<<<<

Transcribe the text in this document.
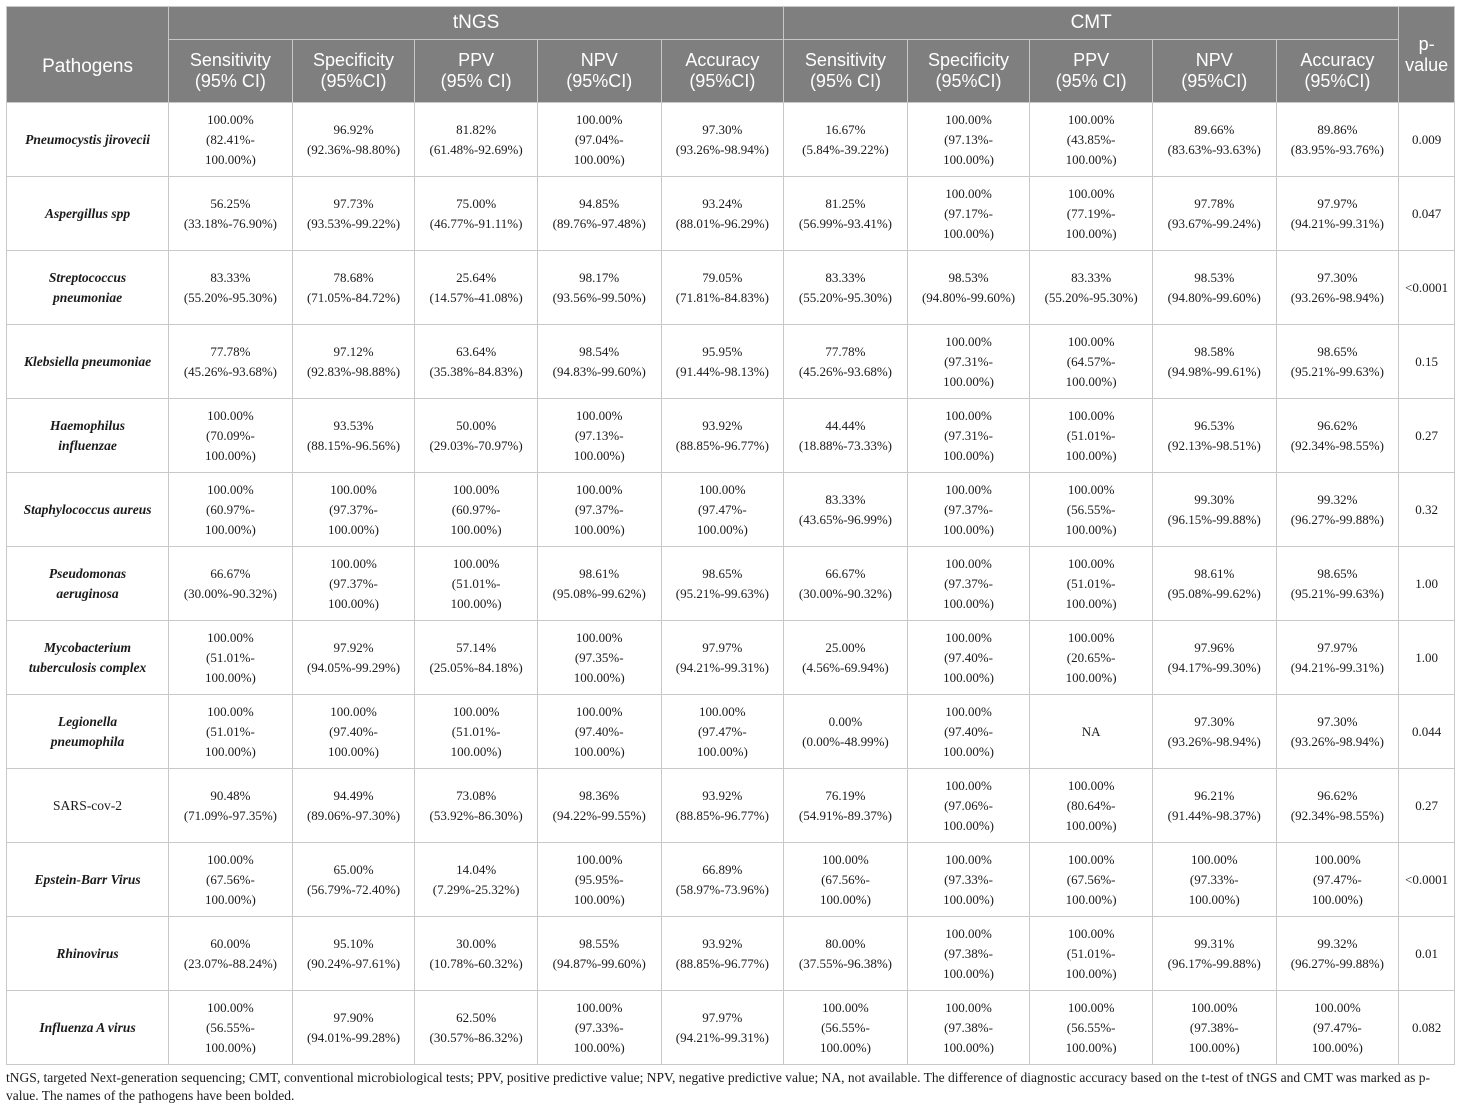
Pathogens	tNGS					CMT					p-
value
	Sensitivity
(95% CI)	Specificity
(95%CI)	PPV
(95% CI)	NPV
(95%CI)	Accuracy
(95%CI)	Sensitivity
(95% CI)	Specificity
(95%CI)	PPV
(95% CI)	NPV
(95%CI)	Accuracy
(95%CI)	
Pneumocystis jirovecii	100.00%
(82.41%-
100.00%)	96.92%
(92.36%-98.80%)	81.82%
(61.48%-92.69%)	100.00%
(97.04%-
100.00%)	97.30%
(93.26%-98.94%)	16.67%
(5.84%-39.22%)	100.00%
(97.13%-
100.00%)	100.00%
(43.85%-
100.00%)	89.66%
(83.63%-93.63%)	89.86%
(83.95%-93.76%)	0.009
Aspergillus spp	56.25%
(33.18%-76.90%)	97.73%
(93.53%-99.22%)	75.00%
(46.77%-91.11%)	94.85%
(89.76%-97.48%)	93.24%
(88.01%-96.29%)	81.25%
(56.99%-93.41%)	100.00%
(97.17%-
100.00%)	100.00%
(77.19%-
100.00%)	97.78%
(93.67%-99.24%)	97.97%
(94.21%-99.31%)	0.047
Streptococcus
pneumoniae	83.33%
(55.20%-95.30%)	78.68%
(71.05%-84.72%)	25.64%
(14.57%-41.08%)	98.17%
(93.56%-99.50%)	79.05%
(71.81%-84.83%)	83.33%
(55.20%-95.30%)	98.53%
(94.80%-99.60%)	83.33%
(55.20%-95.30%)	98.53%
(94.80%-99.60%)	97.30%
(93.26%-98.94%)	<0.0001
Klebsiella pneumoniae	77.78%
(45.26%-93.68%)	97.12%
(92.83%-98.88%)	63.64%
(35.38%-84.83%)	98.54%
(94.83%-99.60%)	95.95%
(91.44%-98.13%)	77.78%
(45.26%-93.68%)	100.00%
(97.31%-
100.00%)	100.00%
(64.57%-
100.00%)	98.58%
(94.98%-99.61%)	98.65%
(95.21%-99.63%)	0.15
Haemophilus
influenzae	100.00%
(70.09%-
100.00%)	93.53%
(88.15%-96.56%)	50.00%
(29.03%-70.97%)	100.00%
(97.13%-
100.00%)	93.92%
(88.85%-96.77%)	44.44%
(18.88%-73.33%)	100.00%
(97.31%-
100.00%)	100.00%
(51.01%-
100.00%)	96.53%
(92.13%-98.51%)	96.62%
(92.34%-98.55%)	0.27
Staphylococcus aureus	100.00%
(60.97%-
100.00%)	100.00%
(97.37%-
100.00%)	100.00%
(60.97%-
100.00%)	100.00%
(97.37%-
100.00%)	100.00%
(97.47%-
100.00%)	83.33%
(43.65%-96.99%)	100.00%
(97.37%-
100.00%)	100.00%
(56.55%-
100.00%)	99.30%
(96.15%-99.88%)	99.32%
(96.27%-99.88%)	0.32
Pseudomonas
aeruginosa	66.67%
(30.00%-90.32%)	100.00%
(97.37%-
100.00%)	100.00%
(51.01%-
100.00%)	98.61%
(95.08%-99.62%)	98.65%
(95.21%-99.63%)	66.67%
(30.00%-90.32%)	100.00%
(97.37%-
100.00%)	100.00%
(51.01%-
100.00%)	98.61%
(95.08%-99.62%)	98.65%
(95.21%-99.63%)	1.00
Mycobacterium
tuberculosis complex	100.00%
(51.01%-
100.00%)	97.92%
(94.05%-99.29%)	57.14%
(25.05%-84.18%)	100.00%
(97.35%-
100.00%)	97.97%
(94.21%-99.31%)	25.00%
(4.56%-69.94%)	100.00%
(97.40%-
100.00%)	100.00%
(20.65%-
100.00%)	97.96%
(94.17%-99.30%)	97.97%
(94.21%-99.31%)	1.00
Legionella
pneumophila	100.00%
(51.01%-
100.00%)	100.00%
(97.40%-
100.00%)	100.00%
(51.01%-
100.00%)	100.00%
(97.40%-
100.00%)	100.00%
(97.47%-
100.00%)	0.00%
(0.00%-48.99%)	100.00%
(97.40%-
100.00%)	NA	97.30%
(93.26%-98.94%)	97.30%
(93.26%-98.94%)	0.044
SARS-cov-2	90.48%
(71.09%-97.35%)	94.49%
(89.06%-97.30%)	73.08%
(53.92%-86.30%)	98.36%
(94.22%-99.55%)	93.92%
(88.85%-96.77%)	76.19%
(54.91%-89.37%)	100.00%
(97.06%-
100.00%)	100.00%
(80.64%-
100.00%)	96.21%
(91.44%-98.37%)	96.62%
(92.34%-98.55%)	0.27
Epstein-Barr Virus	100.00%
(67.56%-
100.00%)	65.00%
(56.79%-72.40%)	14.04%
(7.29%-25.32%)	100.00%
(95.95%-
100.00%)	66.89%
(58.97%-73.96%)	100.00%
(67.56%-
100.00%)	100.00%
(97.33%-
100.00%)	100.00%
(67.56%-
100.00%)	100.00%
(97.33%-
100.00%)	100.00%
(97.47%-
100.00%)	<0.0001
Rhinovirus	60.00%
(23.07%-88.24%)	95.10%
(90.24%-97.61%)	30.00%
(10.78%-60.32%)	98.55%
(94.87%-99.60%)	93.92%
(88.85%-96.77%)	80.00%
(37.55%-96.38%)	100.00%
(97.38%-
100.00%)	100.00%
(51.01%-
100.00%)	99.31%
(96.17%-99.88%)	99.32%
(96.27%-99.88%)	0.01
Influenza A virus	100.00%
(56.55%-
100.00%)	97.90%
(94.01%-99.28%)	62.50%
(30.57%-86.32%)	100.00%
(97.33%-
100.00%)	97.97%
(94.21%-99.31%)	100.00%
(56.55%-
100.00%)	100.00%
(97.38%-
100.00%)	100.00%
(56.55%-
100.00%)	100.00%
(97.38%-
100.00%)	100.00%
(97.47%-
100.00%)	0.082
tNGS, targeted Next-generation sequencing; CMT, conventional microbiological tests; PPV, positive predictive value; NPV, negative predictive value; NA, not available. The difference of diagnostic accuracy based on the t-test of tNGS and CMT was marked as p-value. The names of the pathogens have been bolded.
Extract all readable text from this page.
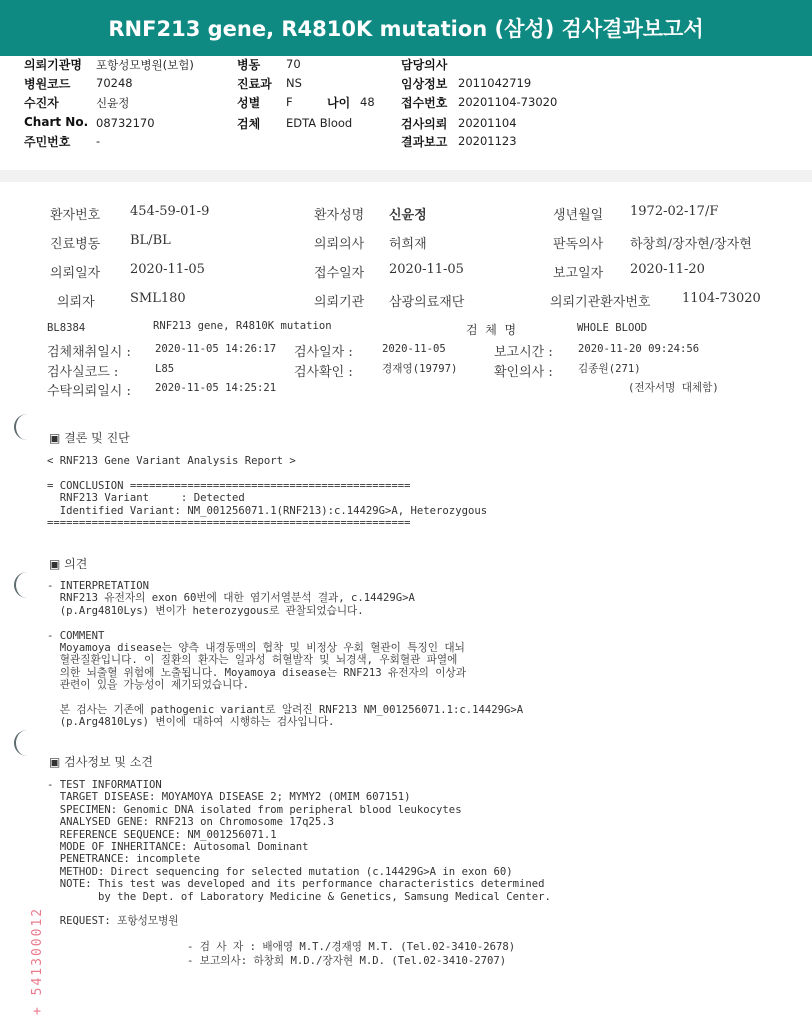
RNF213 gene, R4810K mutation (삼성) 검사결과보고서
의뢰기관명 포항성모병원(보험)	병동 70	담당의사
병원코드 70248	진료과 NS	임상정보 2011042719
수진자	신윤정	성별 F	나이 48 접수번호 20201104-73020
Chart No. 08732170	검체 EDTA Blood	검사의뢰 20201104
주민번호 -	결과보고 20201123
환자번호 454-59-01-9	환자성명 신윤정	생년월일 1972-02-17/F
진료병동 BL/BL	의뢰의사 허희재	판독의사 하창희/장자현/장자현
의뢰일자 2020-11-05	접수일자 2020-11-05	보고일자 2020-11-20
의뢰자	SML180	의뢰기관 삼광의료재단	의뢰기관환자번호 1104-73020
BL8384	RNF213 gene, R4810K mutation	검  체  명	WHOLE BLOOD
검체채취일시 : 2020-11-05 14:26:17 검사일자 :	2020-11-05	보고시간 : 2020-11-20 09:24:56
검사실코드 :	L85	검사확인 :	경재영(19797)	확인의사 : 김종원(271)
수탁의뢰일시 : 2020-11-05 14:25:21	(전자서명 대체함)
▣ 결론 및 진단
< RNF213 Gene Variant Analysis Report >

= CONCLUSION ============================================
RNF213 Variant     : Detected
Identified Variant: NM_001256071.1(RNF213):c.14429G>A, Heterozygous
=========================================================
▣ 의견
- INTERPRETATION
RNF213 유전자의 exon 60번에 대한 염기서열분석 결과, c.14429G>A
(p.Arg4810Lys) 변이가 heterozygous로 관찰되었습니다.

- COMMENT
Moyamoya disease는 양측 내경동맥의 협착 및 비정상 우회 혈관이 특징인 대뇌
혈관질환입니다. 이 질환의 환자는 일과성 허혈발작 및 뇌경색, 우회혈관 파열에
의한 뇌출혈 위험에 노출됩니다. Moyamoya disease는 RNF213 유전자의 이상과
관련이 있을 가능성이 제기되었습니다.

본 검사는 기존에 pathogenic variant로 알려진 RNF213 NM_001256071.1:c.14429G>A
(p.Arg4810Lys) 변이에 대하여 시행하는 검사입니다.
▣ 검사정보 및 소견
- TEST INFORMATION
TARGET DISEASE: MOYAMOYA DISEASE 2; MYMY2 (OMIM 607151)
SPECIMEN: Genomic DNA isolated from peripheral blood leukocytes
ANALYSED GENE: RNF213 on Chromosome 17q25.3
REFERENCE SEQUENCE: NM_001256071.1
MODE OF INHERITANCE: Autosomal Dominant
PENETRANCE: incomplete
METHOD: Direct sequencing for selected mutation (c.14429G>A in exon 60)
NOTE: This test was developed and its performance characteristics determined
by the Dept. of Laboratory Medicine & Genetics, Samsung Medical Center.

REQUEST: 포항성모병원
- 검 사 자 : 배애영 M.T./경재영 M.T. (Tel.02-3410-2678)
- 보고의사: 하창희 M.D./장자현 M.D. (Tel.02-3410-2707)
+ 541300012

>>>>

### WORK ITEM:
What you need to copy is the run of lines from the one holding "Extract all readable text from this page." through the end of the data, exactly and only, both ends included, pictures omitted.

### SOLUTION TO THIS PROBLEM:
Extract all readable text from this page.
RNF213 gene, R4810K mutation (삼성) 검사결과보고서
의뢰기관명 포항성모병원(보험)	병동 70	담당의사
병원코드 70248	진료과 NS	임상정보 2011042719
수진자	신윤정	성별 F	나이 48 접수번호 20201104-73020
Chart No. 08732170	검체 EDTA Blood	검사의뢰 20201104
주민번호 -	결과보고 20201123
환자번호 454-59-01-9	환자성명 신윤정	생년월일 1972-02-17/F
진료병동 BL/BL	의뢰의사 허희재	판독의사 하창희/장자현/장자현
의뢰일자 2020-11-05	접수일자 2020-11-05	보고일자 2020-11-20
의뢰자	SML180	의뢰기관 삼광의료재단	의뢰기관환자번호 1104-73020
BL8384	RNF213 gene, R4810K mutation	검  체  명	WHOLE BLOOD
검체채취일시 : 2020-11-05 14:26:17 검사일자 :	2020-11-05	보고시간 : 2020-11-20 09:24:56
검사실코드 :	L85	검사확인 :	경재영(19797)	확인의사 : 김종원(271)
수탁의뢰일시 : 2020-11-05 14:25:21	(전자서명 대체함)
▣ 결론 및 진단
< RNF213 Gene Variant Analysis Report >

= CONCLUSION ============================================
RNF213 Variant     : Detected
Identified Variant: NM_001256071.1(RNF213):c.14429G>A, Heterozygous
=========================================================
▣ 의견
- INTERPRETATION
RNF213 유전자의 exon 60번에 대한 염기서열분석 결과, c.14429G>A
(p.Arg4810Lys) 변이가 heterozygous로 관찰되었습니다.

- COMMENT
Moyamoya disease는 양측 내경동맥의 협착 및 비정상 우회 혈관이 특징인 대뇌
혈관질환입니다. 이 질환의 환자는 일과성 허혈발작 및 뇌경색, 우회혈관 파열에
의한 뇌출혈 위험에 노출됩니다. Moyamoya disease는 RNF213 유전자의 이상과
관련이 있을 가능성이 제기되었습니다.

본 검사는 기존에 pathogenic variant로 알려진 RNF213 NM_001256071.1:c.14429G>A
(p.Arg4810Lys) 변이에 대하여 시행하는 검사입니다.
▣ 검사정보 및 소견
- TEST INFORMATION
TARGET DISEASE: MOYAMOYA DISEASE 2; MYMY2 (OMIM 607151)
SPECIMEN: Genomic DNA isolated from peripheral blood leukocytes
ANALYSED GENE: RNF213 on Chromosome 17q25.3
REFERENCE SEQUENCE: NM_001256071.1
MODE OF INHERITANCE: Autosomal Dominant
PENETRANCE: incomplete
METHOD: Direct sequencing for selected mutation (c.14429G>A in exon 60)
NOTE: This test was developed and its performance characteristics determined
by the Dept. of Laboratory Medicine & Genetics, Samsung Medical Center.

REQUEST: 포항성모병원
- 검 사 자 : 배애영 M.T./경재영 M.T. (Tel.02-3410-2678)
- 보고의사: 하창희 M.D./장자현 M.D. (Tel.02-3410-2707)
+ 541300012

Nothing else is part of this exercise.